Quoted text =
──────

C++ Logo

sg16

Advanced search

Re: [SG16] Wide characters with multiple c-chars

From: Corentin <corentin.jabot_at_[hidden]>
Date: Thu, 2 Jul 2020 18:32:26 +0200
On Thu, 2 Jul 2020 at 17:50, Tom Honermann <tom_at_[hidden]> wrote:

> On 7/2/20 3:31 AM, Corentin via SG16 wrote:
>
>
>
> On Thu, 2 Jul 2020 at 09:09, Corentin <corentin.jabot_at_[hidden]> wrote:
>
>> Hello,
>> As part of https://wg21.link/p2178r0,
>>
>> I would like to make *wide* characters litteral with multiple c-char (ie:
>> L'abc') ill-formed
>> https://compiler-explorer.com/z/MHExrk
>>
>
> I forgot to mention that it's extra fun with combining characters
> https://compiler-explorer.com/z/ndyyAD (the value of b is equivalent to
> L'e\u0301')
>
> In both of the compiler-explorer examples, the options to the MSVC
> compiler are incorrect; they should be '/O2' and '/utf-8' respectively
> (though I don't think it affects the results for these cases).
>
>
>
>>
>> All compilers but MSVC emit a warning by default, some
>> implementations pick the first c-char, others pick the last.
>> There is no use (no occurrence in any of the packages in vcpkg) or usage
>> for this feature.
>>
> Did you check for cases like _TEXT('xx'), _T('xx'), and __T('xx') in
> addition to L'xx'?
>
> Regardless, the packages in the vcpkg ecosystem can prove that a feature
> is used, but cannot prove that a feature is not used.
>
Sure, but that is not achievable. It's nevertheless a reasonable proxy.



>
>> So why do this?
>> - Someone unfamiliar with C++ might do auto str = L'abc' instead of L"abc"

──────

Supplied data =

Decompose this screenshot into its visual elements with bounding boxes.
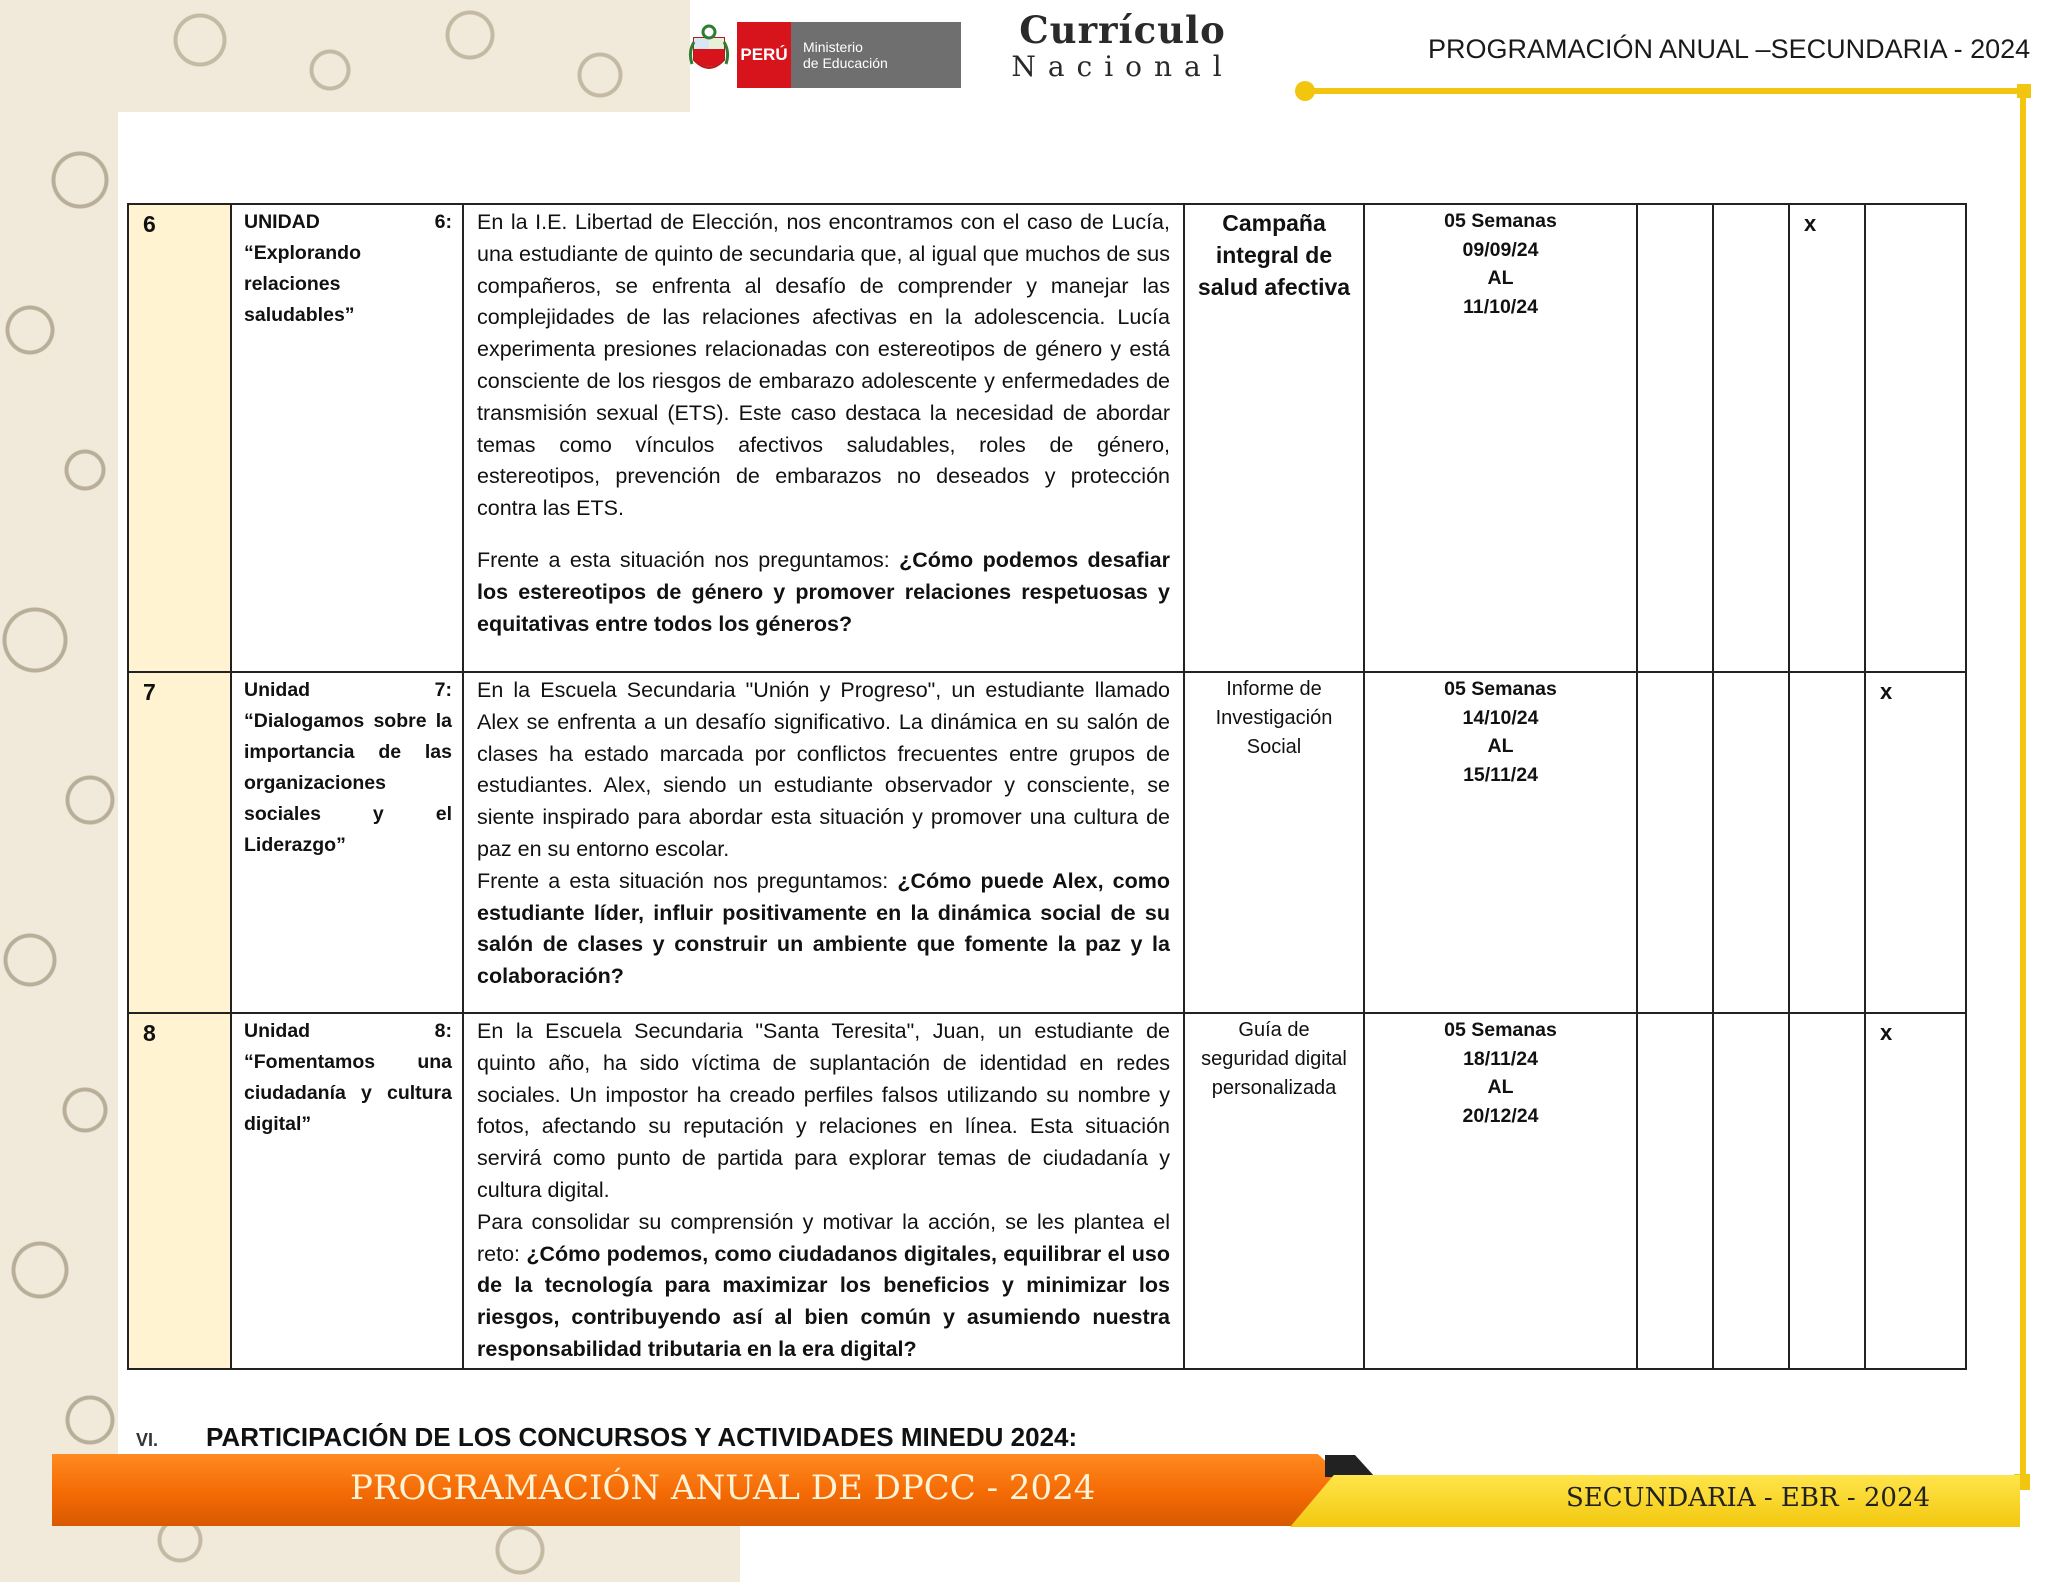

──────

What is asked = In the mailing-list message on wide characters with multiple c-chars, which compiler is said not to emit a warning by default? The data is not needed for the task that follows.

Response to this exercise = MSVC